Report how many lines below contain the word "Land". Give only the number.

<<<<

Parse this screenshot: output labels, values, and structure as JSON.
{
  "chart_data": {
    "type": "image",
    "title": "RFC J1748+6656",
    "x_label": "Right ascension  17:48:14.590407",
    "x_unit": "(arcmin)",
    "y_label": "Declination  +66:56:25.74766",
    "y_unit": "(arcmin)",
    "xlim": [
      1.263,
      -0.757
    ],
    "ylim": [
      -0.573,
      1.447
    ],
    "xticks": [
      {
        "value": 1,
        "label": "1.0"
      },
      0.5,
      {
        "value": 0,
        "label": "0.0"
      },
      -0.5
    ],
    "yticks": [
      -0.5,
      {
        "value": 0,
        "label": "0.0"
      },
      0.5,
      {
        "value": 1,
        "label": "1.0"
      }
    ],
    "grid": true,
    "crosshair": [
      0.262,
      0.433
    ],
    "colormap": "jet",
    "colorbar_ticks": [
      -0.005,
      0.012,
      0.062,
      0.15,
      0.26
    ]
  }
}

>>>>
<<<<

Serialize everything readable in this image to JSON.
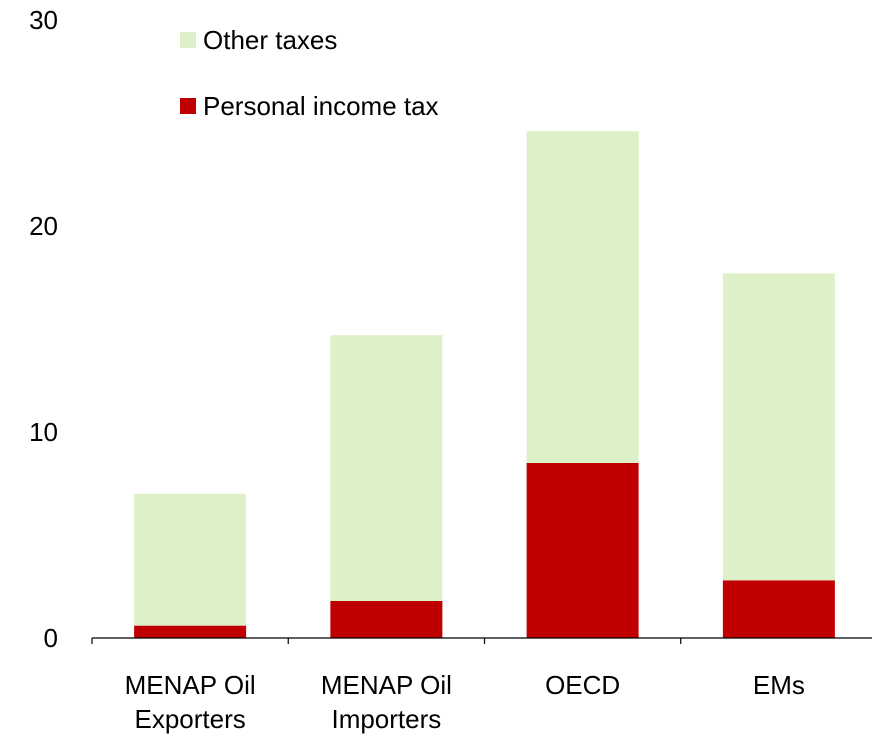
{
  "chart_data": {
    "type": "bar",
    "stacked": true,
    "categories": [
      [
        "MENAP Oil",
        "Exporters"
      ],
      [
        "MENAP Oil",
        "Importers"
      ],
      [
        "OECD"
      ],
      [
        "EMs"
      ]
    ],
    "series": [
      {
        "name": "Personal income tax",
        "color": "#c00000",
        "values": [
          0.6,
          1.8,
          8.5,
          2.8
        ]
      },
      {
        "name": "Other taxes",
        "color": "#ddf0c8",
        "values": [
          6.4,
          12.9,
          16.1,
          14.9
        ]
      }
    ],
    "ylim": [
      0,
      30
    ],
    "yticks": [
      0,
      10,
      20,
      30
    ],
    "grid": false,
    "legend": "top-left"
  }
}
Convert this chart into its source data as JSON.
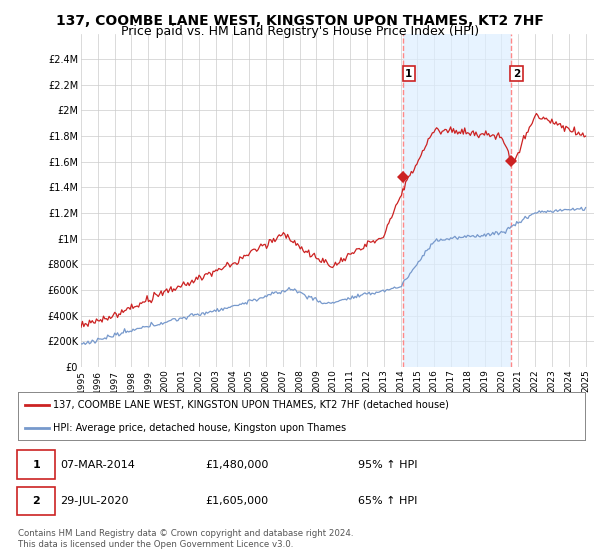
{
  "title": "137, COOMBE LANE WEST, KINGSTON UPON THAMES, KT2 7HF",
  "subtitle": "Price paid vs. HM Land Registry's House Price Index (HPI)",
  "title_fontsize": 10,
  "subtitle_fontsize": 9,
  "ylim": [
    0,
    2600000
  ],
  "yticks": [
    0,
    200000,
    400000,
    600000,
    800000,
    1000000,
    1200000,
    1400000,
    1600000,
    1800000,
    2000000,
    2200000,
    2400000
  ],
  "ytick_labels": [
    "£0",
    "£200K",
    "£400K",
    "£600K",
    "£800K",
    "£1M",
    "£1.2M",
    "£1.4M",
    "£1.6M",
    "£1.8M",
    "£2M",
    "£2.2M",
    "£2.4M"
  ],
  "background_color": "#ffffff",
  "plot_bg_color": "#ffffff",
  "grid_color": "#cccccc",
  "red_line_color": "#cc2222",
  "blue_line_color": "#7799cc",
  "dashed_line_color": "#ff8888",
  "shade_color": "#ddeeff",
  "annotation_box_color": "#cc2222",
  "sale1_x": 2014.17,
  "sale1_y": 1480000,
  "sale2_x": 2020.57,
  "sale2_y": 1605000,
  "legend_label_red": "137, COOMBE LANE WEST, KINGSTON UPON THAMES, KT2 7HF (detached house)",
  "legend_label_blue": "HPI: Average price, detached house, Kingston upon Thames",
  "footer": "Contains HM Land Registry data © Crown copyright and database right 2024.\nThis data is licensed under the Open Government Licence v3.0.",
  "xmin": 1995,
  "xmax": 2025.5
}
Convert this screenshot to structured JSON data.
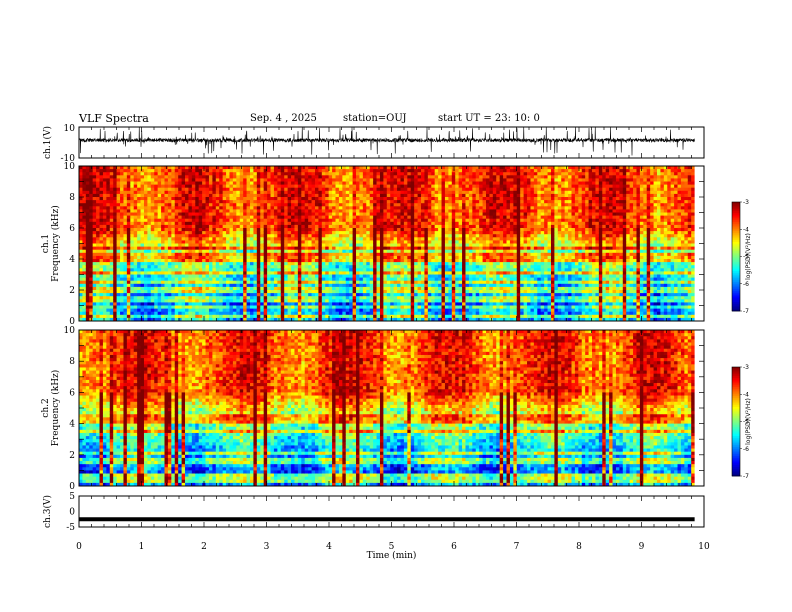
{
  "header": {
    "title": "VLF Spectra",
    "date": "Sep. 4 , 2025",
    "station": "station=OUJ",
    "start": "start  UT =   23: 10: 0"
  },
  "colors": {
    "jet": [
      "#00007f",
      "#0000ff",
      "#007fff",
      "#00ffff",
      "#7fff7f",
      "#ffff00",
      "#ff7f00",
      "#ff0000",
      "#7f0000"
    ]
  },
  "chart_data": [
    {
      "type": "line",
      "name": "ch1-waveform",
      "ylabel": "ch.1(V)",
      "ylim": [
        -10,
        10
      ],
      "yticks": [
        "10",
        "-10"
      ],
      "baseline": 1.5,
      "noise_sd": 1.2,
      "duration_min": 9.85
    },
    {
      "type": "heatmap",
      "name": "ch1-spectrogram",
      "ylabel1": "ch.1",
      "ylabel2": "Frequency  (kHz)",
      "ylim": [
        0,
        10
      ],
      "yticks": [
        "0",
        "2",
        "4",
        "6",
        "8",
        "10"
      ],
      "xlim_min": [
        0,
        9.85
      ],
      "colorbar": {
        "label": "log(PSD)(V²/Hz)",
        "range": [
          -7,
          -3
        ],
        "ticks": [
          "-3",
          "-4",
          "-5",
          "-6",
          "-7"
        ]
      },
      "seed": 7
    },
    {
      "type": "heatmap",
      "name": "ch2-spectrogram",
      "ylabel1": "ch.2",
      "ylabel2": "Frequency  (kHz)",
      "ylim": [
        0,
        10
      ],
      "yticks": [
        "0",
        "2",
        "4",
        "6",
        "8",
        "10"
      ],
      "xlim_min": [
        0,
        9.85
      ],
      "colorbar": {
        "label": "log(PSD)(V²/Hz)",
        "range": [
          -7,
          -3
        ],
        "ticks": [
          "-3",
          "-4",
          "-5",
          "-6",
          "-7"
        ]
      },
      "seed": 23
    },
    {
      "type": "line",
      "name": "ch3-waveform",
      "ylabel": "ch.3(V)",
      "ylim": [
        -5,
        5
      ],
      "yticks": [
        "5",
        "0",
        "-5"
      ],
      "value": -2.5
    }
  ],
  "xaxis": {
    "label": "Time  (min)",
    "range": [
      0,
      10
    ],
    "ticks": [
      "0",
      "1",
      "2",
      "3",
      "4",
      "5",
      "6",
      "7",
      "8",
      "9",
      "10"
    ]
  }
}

>>>>
<<<<

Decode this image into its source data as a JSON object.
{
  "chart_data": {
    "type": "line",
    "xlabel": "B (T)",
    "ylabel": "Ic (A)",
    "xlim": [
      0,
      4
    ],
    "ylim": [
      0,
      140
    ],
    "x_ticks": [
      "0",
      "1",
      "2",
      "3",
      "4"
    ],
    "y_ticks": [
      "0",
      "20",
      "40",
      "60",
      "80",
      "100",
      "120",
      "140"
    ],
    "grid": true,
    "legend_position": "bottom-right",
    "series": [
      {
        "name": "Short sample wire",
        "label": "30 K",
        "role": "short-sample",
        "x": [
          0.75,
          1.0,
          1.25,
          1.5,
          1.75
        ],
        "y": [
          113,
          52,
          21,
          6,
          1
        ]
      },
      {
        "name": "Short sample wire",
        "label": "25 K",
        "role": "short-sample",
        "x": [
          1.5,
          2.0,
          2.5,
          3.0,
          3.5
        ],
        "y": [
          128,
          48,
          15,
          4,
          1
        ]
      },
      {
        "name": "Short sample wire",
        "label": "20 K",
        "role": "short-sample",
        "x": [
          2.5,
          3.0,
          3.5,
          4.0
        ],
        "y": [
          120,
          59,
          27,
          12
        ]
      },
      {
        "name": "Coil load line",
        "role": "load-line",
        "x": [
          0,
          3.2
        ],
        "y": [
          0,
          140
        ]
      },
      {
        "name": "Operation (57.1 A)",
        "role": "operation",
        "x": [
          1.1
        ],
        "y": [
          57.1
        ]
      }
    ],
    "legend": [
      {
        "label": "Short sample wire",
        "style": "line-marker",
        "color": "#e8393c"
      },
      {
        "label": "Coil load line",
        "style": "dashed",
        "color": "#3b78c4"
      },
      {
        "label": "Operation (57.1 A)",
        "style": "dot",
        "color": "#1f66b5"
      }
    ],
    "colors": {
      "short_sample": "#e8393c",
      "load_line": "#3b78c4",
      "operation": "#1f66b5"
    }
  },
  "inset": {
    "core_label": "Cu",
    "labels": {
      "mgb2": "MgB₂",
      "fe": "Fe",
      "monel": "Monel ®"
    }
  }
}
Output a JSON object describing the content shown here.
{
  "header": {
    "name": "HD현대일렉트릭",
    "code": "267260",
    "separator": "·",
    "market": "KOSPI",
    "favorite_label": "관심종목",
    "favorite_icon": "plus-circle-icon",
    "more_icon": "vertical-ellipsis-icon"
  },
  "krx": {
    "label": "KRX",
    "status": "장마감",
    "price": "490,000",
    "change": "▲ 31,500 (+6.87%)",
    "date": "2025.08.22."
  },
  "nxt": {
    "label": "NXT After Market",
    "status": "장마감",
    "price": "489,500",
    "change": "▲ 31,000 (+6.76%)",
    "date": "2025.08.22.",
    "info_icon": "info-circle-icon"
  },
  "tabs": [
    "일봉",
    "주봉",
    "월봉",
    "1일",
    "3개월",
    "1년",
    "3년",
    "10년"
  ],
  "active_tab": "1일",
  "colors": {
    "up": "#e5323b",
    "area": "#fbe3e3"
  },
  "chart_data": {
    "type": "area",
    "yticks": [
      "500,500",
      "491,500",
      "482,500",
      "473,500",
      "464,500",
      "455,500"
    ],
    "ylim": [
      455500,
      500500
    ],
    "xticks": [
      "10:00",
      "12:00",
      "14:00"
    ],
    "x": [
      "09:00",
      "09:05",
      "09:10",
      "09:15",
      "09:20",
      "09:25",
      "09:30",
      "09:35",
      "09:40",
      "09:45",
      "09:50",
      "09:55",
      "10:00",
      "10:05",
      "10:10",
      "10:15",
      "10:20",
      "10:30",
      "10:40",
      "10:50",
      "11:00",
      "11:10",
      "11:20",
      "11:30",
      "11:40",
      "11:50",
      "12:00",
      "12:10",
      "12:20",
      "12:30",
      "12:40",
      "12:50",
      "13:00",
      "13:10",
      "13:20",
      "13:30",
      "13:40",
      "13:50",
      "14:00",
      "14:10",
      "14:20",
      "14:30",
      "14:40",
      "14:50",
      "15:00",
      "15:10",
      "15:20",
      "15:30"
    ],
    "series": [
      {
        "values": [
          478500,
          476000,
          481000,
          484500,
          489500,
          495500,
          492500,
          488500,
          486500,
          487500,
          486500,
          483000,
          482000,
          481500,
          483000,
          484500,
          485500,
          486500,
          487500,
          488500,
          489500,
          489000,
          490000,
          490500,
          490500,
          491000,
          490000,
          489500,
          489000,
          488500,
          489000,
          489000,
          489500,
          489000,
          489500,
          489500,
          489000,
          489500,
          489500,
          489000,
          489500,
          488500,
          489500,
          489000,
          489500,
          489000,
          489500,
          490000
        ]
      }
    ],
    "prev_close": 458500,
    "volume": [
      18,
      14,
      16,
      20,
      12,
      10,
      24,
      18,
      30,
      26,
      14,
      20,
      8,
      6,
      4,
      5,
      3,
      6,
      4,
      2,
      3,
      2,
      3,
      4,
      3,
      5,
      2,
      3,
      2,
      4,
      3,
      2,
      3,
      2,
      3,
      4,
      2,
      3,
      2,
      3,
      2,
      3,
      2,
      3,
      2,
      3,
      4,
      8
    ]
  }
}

>>>>

### [Solution below]
2